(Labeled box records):
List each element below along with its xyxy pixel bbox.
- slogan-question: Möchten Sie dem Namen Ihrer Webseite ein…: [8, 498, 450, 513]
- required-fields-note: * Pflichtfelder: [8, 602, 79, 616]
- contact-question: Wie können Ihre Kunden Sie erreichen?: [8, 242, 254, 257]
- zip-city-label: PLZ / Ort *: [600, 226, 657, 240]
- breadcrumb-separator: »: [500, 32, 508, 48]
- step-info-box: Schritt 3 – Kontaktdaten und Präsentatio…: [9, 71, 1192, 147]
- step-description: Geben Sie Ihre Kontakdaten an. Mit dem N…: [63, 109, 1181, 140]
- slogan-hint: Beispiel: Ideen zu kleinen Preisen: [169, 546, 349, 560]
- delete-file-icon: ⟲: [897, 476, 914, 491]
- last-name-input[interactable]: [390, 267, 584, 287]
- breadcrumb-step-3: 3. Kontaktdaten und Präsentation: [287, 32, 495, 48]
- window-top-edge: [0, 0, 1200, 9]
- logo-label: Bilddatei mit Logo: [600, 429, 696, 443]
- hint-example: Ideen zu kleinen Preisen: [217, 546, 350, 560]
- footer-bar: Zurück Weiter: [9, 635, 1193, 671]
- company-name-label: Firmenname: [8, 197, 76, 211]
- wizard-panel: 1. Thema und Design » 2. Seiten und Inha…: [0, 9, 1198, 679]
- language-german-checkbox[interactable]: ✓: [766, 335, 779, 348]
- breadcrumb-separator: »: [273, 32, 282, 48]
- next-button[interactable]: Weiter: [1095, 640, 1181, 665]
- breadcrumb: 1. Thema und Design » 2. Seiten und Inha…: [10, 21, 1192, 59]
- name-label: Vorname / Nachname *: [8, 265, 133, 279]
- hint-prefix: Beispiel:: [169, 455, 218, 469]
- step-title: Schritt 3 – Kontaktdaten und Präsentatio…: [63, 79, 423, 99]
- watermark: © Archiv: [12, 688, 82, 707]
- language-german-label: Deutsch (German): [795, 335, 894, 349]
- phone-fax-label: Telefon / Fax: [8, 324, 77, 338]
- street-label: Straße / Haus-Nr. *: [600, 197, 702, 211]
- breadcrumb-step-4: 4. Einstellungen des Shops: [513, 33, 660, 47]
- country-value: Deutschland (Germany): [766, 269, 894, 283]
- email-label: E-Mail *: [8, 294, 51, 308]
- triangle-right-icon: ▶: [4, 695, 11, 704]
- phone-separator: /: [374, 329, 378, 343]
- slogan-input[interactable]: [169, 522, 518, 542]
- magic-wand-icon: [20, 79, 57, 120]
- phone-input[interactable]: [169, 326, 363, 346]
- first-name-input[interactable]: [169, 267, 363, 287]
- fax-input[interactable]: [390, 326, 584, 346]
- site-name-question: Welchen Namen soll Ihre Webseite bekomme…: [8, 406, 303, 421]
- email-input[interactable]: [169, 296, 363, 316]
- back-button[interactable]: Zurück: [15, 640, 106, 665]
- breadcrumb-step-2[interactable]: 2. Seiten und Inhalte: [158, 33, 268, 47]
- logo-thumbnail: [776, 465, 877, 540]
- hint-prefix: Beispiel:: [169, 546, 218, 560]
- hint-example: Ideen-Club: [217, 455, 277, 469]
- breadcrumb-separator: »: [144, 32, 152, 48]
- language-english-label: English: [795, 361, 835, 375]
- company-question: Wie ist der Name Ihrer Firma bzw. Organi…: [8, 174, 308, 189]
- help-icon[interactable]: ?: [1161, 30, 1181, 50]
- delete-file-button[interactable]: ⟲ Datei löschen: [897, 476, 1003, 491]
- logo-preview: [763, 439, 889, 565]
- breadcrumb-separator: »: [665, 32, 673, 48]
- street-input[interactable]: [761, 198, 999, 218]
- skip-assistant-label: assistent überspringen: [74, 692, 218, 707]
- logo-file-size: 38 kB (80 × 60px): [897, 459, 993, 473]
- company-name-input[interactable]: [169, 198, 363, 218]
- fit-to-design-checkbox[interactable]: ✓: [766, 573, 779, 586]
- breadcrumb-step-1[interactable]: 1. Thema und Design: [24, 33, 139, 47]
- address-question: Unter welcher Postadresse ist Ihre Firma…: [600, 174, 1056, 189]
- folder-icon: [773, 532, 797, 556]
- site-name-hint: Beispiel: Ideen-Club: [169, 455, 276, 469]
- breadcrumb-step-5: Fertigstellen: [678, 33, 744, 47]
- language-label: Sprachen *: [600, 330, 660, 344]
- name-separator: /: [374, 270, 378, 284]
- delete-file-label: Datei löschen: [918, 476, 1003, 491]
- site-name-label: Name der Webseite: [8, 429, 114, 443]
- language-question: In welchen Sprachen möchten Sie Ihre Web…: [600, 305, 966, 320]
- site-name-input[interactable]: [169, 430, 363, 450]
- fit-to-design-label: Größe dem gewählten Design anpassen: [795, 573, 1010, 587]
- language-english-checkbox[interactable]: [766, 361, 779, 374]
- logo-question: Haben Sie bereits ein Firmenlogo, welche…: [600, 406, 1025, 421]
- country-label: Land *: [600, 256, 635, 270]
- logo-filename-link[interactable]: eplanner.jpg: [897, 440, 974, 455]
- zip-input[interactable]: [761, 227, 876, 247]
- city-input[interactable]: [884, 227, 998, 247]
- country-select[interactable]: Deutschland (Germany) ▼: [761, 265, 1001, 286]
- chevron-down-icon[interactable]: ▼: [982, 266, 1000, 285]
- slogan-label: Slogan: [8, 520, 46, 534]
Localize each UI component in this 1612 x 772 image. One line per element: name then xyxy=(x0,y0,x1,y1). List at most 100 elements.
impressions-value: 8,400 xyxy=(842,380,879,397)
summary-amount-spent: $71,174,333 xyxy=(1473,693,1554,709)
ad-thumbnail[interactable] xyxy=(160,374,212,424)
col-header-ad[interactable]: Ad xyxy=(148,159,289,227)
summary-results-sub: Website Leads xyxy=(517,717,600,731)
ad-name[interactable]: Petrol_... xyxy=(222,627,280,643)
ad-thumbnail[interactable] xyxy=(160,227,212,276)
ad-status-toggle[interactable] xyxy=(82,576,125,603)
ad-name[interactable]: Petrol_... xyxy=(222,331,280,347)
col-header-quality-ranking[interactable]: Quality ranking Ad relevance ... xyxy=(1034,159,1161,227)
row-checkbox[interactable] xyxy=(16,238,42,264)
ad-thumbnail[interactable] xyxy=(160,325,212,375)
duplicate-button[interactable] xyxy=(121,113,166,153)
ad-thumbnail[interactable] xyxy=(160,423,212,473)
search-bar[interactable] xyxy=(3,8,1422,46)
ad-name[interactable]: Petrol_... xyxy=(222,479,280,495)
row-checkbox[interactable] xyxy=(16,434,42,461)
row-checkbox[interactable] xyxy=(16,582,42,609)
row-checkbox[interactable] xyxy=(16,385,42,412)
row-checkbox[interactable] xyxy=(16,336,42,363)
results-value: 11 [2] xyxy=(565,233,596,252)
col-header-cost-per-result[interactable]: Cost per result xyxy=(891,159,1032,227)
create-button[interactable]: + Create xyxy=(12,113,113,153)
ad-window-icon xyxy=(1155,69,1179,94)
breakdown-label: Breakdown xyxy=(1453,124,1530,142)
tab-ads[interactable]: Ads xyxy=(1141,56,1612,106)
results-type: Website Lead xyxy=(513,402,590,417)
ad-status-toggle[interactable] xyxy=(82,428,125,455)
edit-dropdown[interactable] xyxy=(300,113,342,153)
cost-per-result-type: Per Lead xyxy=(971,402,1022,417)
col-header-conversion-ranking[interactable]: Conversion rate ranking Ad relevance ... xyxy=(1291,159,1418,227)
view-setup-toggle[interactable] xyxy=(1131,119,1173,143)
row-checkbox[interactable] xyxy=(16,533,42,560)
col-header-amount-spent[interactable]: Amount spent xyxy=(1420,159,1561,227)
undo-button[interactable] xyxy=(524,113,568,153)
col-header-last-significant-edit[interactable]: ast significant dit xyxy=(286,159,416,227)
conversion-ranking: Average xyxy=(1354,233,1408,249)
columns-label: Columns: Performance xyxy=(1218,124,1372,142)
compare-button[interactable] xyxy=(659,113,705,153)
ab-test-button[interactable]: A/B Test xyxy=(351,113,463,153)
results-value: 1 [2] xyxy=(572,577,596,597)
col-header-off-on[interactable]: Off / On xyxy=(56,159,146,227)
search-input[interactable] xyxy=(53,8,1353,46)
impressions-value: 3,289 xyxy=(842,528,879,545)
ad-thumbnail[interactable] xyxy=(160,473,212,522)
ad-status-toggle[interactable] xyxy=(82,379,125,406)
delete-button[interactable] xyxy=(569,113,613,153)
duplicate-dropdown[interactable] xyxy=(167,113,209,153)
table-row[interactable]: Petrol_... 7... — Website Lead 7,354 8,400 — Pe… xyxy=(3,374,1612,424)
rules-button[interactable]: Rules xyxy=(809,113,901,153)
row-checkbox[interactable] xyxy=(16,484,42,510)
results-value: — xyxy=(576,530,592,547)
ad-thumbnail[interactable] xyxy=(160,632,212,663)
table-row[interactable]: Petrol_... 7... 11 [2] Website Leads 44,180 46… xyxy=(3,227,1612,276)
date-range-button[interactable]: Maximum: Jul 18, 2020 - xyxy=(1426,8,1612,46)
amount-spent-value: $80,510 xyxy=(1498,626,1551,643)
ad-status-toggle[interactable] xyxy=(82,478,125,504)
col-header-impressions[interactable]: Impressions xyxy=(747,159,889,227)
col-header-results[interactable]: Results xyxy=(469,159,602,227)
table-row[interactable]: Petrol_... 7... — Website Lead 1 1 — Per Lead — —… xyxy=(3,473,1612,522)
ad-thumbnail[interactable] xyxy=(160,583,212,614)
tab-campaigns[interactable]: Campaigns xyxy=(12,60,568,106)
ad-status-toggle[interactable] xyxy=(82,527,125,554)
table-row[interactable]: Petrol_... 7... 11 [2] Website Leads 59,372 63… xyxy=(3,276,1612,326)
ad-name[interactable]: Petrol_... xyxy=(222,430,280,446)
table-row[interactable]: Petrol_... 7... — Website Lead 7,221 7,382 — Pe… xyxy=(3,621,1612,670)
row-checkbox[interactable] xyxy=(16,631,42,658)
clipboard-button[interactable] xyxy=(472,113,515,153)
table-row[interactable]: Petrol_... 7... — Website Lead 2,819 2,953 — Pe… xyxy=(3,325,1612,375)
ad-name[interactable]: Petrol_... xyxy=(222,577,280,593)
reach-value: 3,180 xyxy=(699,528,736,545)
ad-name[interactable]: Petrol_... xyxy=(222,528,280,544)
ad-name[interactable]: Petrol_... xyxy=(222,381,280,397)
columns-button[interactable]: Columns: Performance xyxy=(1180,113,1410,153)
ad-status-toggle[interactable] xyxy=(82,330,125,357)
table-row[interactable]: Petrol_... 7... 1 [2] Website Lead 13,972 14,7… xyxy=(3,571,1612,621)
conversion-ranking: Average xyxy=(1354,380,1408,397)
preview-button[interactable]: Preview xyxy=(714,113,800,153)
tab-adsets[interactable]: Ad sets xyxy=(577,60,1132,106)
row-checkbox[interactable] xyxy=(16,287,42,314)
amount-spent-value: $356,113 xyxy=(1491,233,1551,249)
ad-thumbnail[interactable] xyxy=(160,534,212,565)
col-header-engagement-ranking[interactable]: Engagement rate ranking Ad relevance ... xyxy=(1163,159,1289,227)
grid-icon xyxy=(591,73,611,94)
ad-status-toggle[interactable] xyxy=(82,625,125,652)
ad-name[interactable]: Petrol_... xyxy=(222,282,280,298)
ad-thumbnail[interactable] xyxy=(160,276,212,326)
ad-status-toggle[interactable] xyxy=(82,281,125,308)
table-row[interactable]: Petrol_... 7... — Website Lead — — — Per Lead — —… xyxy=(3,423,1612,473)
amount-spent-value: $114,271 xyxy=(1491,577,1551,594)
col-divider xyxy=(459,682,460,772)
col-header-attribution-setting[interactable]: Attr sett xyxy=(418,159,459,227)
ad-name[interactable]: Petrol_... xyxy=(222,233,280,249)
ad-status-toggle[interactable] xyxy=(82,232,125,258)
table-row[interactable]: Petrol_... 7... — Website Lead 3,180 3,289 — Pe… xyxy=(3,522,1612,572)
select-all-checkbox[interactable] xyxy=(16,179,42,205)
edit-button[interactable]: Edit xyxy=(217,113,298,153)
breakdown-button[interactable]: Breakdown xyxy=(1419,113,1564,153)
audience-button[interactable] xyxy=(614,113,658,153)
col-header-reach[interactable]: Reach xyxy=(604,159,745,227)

(What the task requires): Update the records from their start through the line containing "- contact-question: Wie" by replacing "Pflichtfelder" with "Pflichtangaben", keeping everything else unchanged. Give only those lines.

(Correct answer):
List each element below along with its xyxy pixel bbox.
- slogan-question: Möchten Sie dem Namen Ihrer Webseite ein…: [8, 498, 450, 513]
- required-fields-note: * Pflichtangaben: [8, 602, 79, 616]
- contact-question: Wie können Ihre Kunden Sie erreichen?: [8, 242, 254, 257]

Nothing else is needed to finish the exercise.